_Requirements:_
Copy all the material below, exactly as it stands.

==== Provided records ====

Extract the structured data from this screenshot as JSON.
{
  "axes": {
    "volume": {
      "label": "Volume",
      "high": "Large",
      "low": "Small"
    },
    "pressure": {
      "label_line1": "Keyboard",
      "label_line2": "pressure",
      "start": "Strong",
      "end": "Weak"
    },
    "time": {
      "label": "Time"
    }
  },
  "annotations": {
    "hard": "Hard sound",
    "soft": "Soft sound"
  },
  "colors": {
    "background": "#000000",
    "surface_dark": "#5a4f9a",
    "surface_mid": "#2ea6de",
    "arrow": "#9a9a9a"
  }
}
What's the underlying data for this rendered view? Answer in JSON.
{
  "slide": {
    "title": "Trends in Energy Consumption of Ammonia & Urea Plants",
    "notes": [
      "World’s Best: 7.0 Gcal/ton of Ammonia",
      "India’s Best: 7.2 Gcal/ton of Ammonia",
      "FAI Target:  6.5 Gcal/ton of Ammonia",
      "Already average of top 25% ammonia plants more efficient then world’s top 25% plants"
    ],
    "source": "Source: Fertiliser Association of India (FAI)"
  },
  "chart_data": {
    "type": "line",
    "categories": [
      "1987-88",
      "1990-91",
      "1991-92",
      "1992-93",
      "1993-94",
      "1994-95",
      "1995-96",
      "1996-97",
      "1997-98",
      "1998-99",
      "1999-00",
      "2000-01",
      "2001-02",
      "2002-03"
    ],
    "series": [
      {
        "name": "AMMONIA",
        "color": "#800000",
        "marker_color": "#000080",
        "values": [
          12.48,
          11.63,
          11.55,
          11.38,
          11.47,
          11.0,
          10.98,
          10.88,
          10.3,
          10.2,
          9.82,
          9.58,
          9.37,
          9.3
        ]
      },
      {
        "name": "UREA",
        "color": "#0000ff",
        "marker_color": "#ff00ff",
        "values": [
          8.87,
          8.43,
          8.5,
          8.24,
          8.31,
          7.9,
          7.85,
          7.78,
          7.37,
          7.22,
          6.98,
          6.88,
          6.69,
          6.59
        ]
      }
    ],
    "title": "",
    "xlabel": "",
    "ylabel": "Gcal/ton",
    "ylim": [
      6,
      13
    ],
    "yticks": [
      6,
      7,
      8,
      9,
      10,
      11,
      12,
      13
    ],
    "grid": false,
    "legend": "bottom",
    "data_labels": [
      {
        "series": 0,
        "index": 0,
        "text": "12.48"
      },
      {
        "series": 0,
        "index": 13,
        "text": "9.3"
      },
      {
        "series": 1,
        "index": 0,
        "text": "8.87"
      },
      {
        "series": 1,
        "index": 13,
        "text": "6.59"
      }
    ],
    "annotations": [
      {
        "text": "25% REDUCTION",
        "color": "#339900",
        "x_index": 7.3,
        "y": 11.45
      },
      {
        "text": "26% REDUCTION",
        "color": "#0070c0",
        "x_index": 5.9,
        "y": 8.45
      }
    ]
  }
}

====

_Complete output:_
Extract the structured data from this screenshot as JSON.
{
  "axes": {
    "volume": {
      "label": "Volume",
      "high": "Large",
      "low": "Small"
    },
    "pressure": {
      "label_line1": "Keyboard",
      "label_line2": "pressure",
      "start": "Strong",
      "end": "Weak"
    },
    "time": {
      "label": "Time"
    }
  },
  "annotations": {
    "hard": "Hard sound",
    "soft": "Soft sound"
  },
  "colors": {
    "background": "#000000",
    "surface_dark": "#5a4f9a",
    "surface_mid": "#2ea6de",
    "arrow": "#9a9a9a"
  }
}
What's the underlying data for this rendered view? Answer in JSON.
{
  "slide": {
    "title": "Trends in Energy Consumption of Ammonia & Urea Plants",
    "notes": [
      "World’s Best: 7.0 Gcal/ton of Ammonia",
      "India’s Best: 7.2 Gcal/ton of Ammonia",
      "FAI Target:  6.5 Gcal/ton of Ammonia",
      "Already average of top 25% ammonia plants more efficient then world’s top 25% plants"
    ],
    "source": "Source: Fertiliser Association of India (FAI)"
  },
  "chart_data": {
    "type": "line",
    "categories": [
      "1987-88",
      "1990-91",
      "1991-92",
      "1992-93",
      "1993-94",
      "1994-95",
      "1995-96",
      "1996-97",
      "1997-98",
      "1998-99",
      "1999-00",
      "2000-01",
      "2001-02",
      "2002-03"
    ],
    "series": [
      {
        "name": "AMMONIA",
        "color": "#800000",
        "marker_color": "#000080",
        "values": [
          12.48,
          11.63,
          11.55,
          11.38,
          11.47,
          11.0,
          10.98,
          10.88,
          10.3,
          10.2,
          9.82,
          9.58,
          9.37,
          9.3
        ]
      },
      {
        "name": "UREA",
        "color": "#0000ff",
        "marker_color": "#ff00ff",
        "values": [
          8.87,
          8.43,
          8.5,
          8.24,
          8.31,
          7.9,
          7.85,
          7.78,
          7.37,
          7.22,
          6.98,
          6.88,
          6.69,
          6.59
        ]
      }
    ],
    "title": "",
    "xlabel": "",
    "ylabel": "Gcal/ton",
    "ylim": [
      6,
      13
    ],
    "yticks": [
      6,
      7,
      8,
      9,
      10,
      11,
      12,
      13
    ],
    "grid": false,
    "legend": "bottom",
    "data_labels": [
      {
        "series": 0,
        "index": 0,
        "text": "12.48"
      },
      {
        "series": 0,
        "index": 13,
        "text": "9.3"
      },
      {
        "series": 1,
        "index": 0,
        "text": "8.87"
      },
      {
        "series": 1,
        "index": 13,
        "text": "6.59"
      }
    ],
    "annotations": [
      {
        "text": "25% REDUCTION",
        "color": "#339900",
        "x_index": 7.3,
        "y": 11.45
      },
      {
        "text": "26% REDUCTION",
        "color": "#0070c0",
        "x_index": 5.9,
        "y": 8.45
      }
    ]
  }
}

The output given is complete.